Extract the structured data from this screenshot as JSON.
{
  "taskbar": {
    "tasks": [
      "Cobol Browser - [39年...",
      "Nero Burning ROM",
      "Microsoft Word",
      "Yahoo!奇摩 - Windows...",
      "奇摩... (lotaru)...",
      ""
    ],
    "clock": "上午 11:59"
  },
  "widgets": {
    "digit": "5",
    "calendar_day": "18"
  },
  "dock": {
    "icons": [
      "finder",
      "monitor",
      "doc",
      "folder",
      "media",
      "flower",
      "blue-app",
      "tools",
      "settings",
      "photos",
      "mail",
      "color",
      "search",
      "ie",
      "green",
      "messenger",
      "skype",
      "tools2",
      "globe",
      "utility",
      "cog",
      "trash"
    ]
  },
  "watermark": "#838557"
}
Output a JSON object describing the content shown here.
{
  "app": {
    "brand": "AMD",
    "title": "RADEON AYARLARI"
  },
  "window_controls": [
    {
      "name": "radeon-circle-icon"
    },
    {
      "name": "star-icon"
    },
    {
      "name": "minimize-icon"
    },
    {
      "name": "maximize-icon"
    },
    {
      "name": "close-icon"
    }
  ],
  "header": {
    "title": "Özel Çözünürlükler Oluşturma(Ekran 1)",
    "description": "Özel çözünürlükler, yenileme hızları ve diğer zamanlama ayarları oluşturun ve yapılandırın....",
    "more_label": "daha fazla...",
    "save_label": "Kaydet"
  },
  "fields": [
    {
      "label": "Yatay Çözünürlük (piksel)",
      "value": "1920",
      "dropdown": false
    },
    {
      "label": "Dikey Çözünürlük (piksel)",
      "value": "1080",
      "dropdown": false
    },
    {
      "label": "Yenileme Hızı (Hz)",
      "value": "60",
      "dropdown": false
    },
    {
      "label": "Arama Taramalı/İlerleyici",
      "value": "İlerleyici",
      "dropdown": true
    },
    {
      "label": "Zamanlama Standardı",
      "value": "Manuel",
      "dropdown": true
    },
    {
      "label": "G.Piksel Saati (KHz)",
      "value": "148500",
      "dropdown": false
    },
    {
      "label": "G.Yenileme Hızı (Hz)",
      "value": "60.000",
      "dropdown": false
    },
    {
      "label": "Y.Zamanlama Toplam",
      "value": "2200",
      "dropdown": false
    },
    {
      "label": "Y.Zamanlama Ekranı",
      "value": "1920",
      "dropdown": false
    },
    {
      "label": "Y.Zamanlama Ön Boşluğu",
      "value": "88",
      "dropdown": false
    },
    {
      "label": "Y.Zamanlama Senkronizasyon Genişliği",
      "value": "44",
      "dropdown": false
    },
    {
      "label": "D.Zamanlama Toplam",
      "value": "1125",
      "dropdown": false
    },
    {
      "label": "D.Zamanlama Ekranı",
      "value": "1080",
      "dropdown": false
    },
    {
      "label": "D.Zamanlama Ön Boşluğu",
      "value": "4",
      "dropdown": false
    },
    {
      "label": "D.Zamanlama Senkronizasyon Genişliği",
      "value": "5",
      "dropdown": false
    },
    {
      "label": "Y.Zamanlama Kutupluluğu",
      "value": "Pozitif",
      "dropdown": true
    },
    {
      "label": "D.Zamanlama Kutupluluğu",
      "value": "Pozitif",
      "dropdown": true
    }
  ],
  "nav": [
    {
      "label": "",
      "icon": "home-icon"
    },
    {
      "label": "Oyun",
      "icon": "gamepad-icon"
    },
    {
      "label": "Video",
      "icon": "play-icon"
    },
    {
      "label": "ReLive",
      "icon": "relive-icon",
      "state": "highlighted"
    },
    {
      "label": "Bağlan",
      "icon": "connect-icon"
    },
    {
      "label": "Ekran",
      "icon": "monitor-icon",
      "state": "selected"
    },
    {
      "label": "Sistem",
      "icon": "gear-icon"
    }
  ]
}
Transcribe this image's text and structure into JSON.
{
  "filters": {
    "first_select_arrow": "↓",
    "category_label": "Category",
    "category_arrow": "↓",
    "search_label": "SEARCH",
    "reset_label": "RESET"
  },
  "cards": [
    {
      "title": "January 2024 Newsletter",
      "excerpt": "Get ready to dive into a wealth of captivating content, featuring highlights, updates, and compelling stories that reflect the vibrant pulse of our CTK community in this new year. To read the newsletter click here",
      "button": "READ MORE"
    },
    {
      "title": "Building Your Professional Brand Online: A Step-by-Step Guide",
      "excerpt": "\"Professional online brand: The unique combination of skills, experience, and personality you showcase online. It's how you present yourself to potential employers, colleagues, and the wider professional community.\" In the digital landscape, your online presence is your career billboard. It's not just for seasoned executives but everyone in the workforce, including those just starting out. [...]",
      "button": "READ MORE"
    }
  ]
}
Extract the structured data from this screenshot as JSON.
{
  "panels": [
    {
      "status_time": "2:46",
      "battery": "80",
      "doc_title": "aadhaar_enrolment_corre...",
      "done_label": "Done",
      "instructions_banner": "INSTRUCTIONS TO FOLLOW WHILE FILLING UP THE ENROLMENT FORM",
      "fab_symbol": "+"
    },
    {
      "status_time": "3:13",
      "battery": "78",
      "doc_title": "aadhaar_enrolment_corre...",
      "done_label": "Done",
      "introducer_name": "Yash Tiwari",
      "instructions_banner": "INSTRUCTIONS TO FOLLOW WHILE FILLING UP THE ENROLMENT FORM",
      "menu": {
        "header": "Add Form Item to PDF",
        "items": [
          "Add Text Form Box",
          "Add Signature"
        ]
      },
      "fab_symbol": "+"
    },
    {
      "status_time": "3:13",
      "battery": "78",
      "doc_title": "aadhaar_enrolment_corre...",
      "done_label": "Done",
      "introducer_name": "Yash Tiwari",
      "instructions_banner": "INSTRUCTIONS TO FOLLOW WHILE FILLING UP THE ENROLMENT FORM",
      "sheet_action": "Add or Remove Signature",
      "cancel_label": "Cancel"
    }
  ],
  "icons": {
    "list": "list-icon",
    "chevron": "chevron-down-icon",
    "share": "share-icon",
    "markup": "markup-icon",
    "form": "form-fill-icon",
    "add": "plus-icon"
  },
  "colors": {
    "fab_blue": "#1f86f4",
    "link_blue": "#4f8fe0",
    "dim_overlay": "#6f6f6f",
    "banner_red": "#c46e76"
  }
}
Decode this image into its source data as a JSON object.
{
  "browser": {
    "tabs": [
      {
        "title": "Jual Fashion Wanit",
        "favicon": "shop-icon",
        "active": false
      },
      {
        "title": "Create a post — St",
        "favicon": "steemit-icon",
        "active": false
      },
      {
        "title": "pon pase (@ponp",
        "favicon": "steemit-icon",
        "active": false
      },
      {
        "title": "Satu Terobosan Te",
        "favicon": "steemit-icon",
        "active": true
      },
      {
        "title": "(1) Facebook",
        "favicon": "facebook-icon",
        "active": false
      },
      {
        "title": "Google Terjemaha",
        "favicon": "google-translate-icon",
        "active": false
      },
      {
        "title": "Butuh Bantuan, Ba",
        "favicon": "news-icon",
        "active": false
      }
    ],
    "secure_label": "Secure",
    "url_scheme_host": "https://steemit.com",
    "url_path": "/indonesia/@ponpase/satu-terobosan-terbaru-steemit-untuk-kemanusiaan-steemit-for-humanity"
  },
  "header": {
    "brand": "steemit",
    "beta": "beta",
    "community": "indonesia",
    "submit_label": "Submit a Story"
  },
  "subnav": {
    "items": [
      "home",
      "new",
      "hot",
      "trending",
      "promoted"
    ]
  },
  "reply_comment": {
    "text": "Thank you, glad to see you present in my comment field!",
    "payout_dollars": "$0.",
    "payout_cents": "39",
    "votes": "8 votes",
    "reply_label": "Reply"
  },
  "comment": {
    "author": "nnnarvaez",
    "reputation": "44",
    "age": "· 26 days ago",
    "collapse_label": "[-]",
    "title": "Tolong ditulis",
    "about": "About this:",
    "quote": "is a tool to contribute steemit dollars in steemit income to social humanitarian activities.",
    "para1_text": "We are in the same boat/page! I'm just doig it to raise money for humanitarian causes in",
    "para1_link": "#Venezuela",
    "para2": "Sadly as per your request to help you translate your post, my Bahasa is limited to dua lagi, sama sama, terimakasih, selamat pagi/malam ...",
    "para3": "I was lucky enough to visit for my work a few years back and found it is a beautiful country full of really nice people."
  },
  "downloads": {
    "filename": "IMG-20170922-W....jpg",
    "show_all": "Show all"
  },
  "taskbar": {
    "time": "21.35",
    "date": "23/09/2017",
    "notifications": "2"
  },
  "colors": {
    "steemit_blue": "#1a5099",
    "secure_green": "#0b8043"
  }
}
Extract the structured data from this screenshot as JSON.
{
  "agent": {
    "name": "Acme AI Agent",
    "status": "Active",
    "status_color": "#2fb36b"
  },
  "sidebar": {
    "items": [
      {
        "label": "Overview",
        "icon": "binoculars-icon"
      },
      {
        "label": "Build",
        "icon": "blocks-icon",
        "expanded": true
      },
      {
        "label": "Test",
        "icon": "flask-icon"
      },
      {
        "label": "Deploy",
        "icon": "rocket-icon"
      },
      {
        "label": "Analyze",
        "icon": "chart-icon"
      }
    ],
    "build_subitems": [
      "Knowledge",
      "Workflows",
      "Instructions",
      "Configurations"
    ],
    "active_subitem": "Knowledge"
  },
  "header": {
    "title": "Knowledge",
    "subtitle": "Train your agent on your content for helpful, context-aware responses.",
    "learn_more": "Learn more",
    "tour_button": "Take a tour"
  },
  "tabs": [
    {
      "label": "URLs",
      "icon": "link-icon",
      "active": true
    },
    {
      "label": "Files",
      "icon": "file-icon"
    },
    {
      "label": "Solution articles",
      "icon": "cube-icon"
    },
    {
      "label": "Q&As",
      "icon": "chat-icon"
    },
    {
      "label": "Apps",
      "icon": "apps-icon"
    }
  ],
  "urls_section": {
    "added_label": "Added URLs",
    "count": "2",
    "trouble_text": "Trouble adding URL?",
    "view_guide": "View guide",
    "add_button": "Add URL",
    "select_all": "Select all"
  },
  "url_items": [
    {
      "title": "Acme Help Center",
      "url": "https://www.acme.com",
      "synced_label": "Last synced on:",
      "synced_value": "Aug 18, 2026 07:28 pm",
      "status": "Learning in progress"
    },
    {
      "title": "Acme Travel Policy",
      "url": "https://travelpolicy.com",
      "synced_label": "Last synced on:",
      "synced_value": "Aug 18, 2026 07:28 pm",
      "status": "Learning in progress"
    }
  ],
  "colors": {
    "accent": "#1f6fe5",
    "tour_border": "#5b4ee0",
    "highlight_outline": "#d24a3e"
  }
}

EXERCISE DIRECTIONS
Go through the records above and copy every line with the word "favicon".

ANSWER TO THE PROBLEM
        "favicon": "shop-icon",
        "favicon": "steemit-icon",
        "favicon": "steemit-icon",
        "favicon": "steemit-icon",
        "favicon": "facebook-icon",
        "favicon": "google-translate-icon",
        "favicon": "news-icon",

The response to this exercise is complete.